> [Supplied records]:
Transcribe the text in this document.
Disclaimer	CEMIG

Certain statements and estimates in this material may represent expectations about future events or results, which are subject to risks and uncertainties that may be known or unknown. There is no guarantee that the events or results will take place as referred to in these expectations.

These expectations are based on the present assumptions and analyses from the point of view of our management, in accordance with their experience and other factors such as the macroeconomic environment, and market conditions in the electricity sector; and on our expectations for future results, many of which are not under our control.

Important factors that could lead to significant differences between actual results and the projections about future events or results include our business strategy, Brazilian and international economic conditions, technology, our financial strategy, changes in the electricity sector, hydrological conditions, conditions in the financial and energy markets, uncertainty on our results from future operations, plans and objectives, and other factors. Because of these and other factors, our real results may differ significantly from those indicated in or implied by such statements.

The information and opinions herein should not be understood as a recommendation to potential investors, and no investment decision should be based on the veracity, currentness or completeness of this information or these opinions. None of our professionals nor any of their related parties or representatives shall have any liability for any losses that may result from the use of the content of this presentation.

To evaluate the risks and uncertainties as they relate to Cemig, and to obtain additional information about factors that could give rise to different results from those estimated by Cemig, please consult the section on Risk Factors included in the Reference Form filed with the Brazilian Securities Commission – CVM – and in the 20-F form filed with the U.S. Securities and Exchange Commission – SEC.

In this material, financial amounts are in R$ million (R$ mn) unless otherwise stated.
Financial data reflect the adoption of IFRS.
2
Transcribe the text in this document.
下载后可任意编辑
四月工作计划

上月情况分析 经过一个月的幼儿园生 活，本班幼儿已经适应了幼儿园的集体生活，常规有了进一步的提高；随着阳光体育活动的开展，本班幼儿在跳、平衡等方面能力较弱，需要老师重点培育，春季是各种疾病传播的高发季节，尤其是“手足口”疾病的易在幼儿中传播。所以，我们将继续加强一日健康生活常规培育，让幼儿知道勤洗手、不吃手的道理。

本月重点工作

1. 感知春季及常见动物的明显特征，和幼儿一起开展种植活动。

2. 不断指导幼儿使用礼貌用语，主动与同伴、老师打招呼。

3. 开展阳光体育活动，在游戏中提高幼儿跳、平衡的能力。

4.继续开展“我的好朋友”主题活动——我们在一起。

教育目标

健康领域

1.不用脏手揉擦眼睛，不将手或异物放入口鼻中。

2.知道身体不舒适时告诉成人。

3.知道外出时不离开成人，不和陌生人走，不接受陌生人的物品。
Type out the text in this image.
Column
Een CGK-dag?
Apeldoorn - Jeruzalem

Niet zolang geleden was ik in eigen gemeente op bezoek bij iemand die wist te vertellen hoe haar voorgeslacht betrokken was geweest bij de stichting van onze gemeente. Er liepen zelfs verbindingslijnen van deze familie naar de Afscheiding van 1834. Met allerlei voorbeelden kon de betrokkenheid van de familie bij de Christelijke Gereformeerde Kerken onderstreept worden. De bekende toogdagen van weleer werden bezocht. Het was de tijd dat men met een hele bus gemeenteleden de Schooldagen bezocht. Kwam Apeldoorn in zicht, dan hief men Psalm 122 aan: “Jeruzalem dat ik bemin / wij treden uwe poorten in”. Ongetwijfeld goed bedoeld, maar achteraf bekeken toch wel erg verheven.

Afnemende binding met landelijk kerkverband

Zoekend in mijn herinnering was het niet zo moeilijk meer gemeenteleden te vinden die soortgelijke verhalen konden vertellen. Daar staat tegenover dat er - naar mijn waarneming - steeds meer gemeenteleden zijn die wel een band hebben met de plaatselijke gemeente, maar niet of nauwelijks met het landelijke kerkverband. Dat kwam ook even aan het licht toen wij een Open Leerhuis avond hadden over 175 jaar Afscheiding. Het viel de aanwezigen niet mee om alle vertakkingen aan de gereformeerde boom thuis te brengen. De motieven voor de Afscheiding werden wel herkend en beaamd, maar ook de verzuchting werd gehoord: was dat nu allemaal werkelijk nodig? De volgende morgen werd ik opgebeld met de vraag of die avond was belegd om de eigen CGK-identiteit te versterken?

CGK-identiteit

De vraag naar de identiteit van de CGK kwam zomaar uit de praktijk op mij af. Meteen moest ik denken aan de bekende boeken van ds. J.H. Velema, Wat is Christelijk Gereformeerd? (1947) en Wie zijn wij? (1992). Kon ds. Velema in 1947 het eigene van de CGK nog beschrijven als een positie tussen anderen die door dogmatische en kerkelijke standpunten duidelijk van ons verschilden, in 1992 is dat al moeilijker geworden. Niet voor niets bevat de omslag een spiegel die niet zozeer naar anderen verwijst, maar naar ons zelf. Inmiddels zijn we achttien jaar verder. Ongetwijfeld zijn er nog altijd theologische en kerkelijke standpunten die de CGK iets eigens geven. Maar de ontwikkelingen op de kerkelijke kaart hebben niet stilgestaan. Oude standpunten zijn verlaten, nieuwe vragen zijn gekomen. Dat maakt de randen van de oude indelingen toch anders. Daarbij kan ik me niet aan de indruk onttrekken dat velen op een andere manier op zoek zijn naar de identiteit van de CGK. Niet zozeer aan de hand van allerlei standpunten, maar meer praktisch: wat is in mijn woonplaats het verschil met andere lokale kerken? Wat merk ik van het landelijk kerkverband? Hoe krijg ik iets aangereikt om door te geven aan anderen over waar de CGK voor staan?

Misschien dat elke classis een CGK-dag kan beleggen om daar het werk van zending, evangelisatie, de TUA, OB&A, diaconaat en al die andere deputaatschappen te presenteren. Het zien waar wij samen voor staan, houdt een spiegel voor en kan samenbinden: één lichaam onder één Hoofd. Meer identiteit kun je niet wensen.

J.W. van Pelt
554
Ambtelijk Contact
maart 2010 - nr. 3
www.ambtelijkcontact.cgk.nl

> [What you should do]: From the records above, how many lines include the word "those"? Only the number is wanted.

> [Complete answer]: 2